> **SUPPLIED MATERIAL**

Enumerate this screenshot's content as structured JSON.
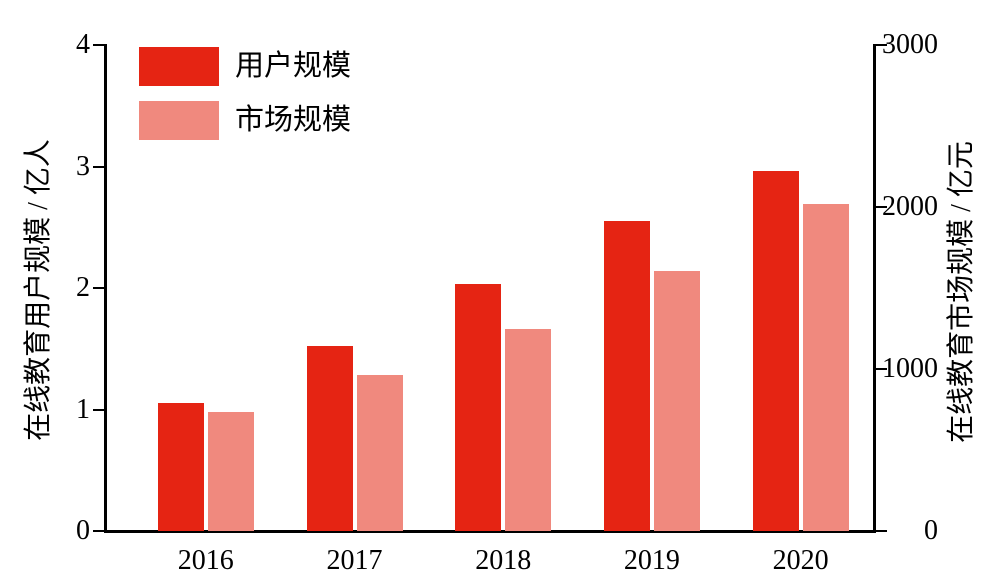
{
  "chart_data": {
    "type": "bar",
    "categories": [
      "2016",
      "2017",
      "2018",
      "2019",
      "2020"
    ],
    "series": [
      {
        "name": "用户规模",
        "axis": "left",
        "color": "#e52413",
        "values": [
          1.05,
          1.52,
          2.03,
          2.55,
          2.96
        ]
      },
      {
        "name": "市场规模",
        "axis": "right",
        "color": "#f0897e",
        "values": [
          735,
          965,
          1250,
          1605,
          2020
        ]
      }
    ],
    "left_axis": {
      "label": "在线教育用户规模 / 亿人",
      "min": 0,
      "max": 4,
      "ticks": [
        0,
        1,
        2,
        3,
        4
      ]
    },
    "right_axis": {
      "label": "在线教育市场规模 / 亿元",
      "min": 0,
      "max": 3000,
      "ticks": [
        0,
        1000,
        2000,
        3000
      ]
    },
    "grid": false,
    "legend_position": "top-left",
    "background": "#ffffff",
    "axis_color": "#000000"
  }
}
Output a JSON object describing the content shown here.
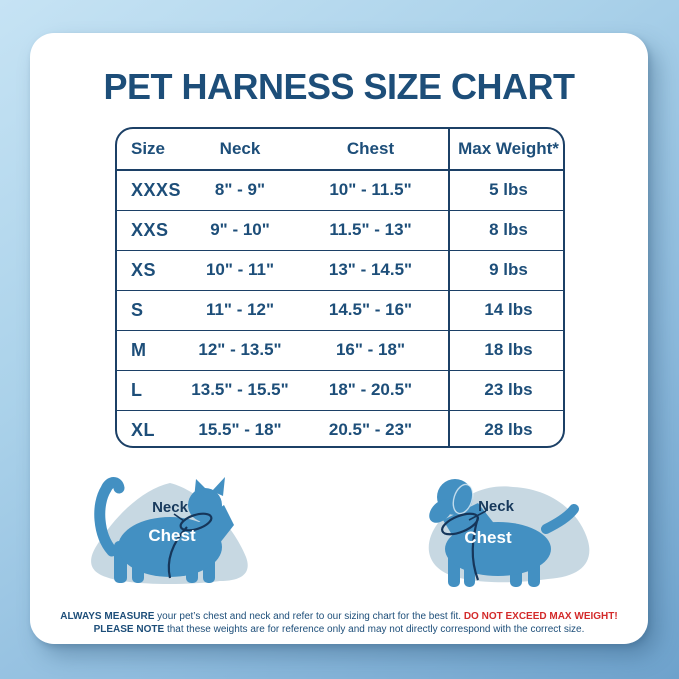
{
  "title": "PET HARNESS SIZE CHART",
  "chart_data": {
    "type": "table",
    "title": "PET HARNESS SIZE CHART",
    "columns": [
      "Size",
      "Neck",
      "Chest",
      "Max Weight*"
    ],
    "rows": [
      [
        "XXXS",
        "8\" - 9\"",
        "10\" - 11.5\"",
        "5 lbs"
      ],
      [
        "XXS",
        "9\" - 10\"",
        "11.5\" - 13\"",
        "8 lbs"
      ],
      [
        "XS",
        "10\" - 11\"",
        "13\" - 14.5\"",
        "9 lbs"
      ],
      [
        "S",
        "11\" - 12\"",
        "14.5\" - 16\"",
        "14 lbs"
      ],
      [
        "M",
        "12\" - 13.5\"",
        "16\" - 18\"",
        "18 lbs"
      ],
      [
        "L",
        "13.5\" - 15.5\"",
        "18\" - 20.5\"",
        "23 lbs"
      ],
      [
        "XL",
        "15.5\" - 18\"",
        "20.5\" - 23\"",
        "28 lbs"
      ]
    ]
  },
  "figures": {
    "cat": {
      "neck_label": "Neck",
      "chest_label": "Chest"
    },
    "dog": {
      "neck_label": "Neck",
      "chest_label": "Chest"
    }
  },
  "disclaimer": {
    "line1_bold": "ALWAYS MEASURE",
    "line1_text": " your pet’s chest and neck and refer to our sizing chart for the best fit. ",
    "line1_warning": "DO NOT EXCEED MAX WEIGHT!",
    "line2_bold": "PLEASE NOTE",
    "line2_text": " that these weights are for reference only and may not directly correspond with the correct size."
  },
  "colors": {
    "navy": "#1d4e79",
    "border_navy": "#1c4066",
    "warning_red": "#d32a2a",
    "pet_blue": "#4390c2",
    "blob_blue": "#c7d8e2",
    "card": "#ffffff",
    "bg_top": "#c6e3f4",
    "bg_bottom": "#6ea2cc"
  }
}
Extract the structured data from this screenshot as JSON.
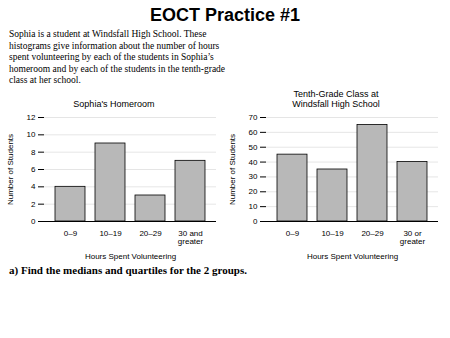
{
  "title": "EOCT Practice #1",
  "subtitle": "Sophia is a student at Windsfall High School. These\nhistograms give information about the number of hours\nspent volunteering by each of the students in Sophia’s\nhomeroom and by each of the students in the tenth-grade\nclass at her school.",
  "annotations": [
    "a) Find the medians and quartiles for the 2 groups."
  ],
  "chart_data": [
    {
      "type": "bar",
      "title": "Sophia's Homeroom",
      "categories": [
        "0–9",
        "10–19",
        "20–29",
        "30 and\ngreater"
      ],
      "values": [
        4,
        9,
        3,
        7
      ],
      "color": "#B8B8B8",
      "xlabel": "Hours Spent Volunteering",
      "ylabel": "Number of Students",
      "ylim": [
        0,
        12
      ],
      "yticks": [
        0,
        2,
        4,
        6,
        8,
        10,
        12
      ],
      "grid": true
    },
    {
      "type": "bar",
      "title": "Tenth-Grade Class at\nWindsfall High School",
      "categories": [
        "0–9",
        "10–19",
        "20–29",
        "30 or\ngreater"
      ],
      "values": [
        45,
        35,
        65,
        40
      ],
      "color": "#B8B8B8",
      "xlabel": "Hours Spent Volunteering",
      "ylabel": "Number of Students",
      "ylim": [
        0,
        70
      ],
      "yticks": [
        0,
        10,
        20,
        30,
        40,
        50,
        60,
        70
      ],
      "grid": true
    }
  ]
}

> **PROBLEM DESCRIPTION**
Repeat the listing above exactly, with no pictures.

> **RESULT BELOW**
Enumerate this screenshot's content as structured JSON.
{
  "chart_data": {
    "type": "bar",
    "categories": [
      "2016",
      "2017",
      "2018",
      "2019",
      "2020"
    ],
    "series": [
      {
        "name": "用户规模",
        "axis": "left",
        "color": "#e52413",
        "values": [
          1.05,
          1.52,
          2.03,
          2.55,
          2.96
        ]
      },
      {
        "name": "市场规模",
        "axis": "right",
        "color": "#f0897e",
        "values": [
          735,
          965,
          1250,
          1605,
          2020
        ]
      }
    ],
    "left_axis": {
      "label": "在线教育用户规模 / 亿人",
      "min": 0,
      "max": 4,
      "ticks": [
        0,
        1,
        2,
        3,
        4
      ]
    },
    "right_axis": {
      "label": "在线教育市场规模 / 亿元",
      "min": 0,
      "max": 3000,
      "ticks": [
        0,
        1000,
        2000,
        3000
      ]
    },
    "grid": false,
    "legend_position": "top-left",
    "background": "#ffffff",
    "axis_color": "#000000"
  }
}
Output a JSON object describing the content shown here.
{
  "title": "PET HARNESS SIZE CHART",
  "chart_data": {
    "type": "table",
    "title": "PET HARNESS SIZE CHART",
    "columns": [
      "Size",
      "Neck",
      "Chest",
      "Max Weight*"
    ],
    "rows": [
      [
        "XXXS",
        "8\" - 9\"",
        "10\" - 11.5\"",
        "5 lbs"
      ],
      [
        "XXS",
        "9\" - 10\"",
        "11.5\" - 13\"",
        "8 lbs"
      ],
      [
        "XS",
        "10\" - 11\"",
        "13\" - 14.5\"",
        "9 lbs"
      ],
      [
        "S",
        "11\" - 12\"",
        "14.5\" - 16\"",
        "14 lbs"
      ],
      [
        "M",
        "12\" - 13.5\"",
        "16\" - 18\"",
        "18 lbs"
      ],
      [
        "L",
        "13.5\" - 15.5\"",
        "18\" - 20.5\"",
        "23 lbs"
      ],
      [
        "XL",
        "15.5\" - 18\"",
        "20.5\" - 23\"",
        "28 lbs"
      ]
    ]
  },
  "figures": {
    "cat": {
      "neck_label": "Neck",
      "chest_label": "Chest"
    },
    "dog": {
      "neck_label": "Neck",
      "chest_label": "Chest"
    }
  },
  "disclaimer": {
    "line1_bold": "ALWAYS MEASURE",
    "line1_text": " your pet’s chest and neck and refer to our sizing chart for the best fit. ",
    "line1_warning": "DO NOT EXCEED MAX WEIGHT!",
    "line2_bold": "PLEASE NOTE",
    "line2_text": " that these weights are for reference only and may not directly correspond with the correct size."
  },
  "colors": {
    "navy": "#1d4e79",
    "border_navy": "#1c4066",
    "warning_red": "#d32a2a",
    "pet_blue": "#4390c2",
    "blob_blue": "#c7d8e2",
    "card": "#ffffff",
    "bg_top": "#c6e3f4",
    "bg_bottom": "#6ea2cc"
  }
}
Extract the structured data from this screenshot as JSON.
{
  "title": "EOCT Practice #1",
  "subtitle": "Sophia is a student at Windsfall High School. These\nhistograms give information about the number of hours\nspent volunteering by each of the students in Sophia’s\nhomeroom and by each of the students in the tenth-grade\nclass at her school.",
  "annotations": [
    "a) Find the medians and quartiles for the 2 groups."
  ],
  "chart_data": [
    {
      "type": "bar",
      "title": "Sophia's Homeroom",
      "categories": [
        "0–9",
        "10–19",
        "20–29",
        "30 and\ngreater"
      ],
      "values": [
        4,
        9,
        3,
        7
      ],
      "color": "#B8B8B8",
      "xlabel": "Hours Spent Volunteering",
      "ylabel": "Number of Students",
      "ylim": [
        0,
        12
      ],
      "yticks": [
        0,
        2,
        4,
        6,
        8,
        10,
        12
      ],
      "grid": true
    },
    {
      "type": "bar",
      "title": "Tenth-Grade Class at\nWindsfall High School",
      "categories": [
        "0–9",
        "10–19",
        "20–29",
        "30 or\ngreater"
      ],
      "values": [
        45,
        35,
        65,
        40
      ],
      "color": "#B8B8B8",
      "xlabel": "Hours Spent Volunteering",
      "ylabel": "Number of Students",
      "ylim": [
        0,
        70
      ],
      "yticks": [
        0,
        10,
        20,
        30,
        40,
        50,
        60,
        70
      ],
      "grid": true
    }
  ]
}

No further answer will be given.